GIVEN TASK
Locate the word "ابلاغیه" in the material, then show every line that holds it.
═════ INPUT FOR THIS TASK ═════
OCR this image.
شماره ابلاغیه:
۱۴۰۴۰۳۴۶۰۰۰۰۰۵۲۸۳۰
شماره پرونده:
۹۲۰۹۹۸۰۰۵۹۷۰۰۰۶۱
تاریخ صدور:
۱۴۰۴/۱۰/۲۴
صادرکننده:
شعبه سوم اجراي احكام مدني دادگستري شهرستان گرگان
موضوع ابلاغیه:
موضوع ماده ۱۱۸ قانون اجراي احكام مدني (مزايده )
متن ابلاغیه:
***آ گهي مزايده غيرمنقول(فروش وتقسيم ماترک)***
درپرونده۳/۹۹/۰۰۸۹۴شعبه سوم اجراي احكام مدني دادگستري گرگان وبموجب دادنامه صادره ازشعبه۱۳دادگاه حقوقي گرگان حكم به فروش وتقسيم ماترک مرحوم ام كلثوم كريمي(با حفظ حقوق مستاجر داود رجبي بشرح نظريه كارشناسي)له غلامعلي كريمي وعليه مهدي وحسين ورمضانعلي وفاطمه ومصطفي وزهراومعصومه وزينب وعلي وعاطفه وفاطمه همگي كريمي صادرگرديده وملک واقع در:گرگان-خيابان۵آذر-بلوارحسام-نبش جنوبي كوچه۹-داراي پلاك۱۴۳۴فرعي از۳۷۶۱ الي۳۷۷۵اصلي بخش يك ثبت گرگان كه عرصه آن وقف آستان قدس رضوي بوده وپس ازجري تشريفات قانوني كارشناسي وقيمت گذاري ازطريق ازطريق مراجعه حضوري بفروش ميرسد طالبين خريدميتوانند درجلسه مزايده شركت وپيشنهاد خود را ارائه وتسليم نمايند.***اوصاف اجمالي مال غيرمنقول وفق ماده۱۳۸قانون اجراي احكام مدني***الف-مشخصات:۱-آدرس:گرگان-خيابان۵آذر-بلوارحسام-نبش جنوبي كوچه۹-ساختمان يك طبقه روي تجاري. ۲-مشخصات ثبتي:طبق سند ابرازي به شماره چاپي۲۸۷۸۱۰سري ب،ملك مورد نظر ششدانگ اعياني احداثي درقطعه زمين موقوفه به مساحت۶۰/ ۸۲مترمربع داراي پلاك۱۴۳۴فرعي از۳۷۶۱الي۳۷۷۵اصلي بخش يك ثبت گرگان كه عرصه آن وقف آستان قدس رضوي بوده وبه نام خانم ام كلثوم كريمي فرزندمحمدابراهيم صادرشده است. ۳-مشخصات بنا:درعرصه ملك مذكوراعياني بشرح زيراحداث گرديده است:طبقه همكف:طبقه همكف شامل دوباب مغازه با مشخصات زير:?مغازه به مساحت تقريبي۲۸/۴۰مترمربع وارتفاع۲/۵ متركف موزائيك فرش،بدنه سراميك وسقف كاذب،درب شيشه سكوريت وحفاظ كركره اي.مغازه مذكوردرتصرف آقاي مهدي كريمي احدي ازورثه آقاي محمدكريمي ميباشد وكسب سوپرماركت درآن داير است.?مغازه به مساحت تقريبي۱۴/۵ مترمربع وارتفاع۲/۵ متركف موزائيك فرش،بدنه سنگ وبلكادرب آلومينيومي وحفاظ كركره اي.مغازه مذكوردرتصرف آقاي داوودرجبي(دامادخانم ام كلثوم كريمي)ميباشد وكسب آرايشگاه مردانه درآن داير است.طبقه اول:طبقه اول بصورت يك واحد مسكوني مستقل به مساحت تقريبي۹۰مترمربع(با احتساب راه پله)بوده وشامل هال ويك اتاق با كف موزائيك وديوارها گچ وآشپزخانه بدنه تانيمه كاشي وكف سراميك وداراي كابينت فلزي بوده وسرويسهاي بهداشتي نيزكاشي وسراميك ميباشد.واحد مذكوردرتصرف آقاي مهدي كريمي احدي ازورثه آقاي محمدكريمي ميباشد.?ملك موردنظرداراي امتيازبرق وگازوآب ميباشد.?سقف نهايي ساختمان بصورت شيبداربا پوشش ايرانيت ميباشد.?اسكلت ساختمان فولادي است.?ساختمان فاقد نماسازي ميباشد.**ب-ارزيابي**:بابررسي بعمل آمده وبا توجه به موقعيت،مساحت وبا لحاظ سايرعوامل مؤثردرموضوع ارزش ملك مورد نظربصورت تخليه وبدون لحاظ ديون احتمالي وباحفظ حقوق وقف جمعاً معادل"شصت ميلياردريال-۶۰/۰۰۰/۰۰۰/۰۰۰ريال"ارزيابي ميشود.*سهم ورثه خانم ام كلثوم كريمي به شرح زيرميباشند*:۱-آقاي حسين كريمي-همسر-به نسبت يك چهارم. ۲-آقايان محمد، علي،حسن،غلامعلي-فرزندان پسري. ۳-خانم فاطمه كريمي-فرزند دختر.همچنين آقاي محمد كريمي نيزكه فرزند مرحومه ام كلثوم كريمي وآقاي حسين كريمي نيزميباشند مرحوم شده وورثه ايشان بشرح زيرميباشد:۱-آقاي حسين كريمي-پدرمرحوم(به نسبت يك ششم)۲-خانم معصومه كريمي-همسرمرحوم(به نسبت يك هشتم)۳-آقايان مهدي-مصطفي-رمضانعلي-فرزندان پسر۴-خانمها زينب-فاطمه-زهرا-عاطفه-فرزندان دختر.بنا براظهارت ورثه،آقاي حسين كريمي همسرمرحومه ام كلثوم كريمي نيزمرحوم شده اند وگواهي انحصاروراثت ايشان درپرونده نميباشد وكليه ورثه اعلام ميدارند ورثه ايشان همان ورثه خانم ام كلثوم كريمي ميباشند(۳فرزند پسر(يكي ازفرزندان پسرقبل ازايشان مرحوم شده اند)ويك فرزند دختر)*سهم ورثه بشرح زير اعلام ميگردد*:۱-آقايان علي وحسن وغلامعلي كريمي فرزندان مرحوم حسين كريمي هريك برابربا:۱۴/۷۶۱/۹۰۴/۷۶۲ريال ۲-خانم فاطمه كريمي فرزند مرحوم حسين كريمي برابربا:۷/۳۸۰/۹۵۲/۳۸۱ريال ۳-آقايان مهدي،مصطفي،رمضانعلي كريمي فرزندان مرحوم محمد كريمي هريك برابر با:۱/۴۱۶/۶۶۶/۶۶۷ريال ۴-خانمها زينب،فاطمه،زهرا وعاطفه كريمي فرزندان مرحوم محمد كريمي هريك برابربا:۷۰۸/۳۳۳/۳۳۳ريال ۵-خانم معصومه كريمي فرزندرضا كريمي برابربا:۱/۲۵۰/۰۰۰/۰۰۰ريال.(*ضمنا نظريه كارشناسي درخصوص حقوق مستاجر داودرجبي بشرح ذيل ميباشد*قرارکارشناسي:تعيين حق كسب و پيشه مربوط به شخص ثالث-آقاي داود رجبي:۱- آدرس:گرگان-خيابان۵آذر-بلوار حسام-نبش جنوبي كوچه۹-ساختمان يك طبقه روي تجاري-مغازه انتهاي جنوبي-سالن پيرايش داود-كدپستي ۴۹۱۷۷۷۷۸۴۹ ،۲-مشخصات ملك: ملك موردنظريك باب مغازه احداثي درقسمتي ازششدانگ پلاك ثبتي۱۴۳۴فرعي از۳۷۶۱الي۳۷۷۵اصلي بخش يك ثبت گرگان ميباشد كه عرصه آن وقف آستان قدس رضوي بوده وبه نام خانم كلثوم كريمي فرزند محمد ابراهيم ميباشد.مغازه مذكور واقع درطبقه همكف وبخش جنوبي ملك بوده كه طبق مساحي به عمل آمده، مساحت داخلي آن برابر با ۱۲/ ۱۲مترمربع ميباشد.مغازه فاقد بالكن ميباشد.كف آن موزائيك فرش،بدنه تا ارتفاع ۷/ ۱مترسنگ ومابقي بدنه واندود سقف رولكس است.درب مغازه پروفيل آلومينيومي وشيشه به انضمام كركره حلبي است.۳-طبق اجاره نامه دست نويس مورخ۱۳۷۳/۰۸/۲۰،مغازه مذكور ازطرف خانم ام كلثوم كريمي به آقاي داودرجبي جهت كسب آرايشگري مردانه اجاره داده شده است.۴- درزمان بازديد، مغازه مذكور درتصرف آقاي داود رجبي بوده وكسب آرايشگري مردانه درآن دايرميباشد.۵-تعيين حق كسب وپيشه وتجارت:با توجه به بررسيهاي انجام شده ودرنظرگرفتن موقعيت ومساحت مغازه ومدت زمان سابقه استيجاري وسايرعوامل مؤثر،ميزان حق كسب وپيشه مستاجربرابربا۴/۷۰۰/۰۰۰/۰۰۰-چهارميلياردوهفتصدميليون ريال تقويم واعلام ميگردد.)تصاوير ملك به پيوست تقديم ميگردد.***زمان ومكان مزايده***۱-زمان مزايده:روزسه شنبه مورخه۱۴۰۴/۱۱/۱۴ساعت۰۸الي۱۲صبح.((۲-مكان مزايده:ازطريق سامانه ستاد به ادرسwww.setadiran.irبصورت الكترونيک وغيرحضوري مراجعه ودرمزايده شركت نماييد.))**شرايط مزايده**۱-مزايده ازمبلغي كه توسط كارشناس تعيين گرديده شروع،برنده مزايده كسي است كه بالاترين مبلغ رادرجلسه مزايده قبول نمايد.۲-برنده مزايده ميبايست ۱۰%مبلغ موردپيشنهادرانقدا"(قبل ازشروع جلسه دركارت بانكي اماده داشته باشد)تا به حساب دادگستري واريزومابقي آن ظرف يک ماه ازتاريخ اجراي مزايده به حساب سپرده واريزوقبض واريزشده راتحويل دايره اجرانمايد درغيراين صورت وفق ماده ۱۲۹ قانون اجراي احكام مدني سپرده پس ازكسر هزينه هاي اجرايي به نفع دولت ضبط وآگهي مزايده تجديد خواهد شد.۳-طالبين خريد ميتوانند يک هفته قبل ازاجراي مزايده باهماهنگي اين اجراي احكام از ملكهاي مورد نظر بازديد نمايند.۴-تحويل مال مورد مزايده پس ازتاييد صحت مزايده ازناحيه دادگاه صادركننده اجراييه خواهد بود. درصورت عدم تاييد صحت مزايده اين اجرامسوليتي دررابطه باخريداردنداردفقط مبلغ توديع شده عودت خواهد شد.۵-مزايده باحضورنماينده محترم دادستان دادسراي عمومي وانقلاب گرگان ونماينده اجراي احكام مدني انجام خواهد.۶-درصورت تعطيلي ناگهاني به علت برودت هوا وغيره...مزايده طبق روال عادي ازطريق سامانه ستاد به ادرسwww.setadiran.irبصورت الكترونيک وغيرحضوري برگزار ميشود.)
═════
SOLUTION
شماره ابلاغیه:
موضوع ابلاغیه:
متن ابلاغیه:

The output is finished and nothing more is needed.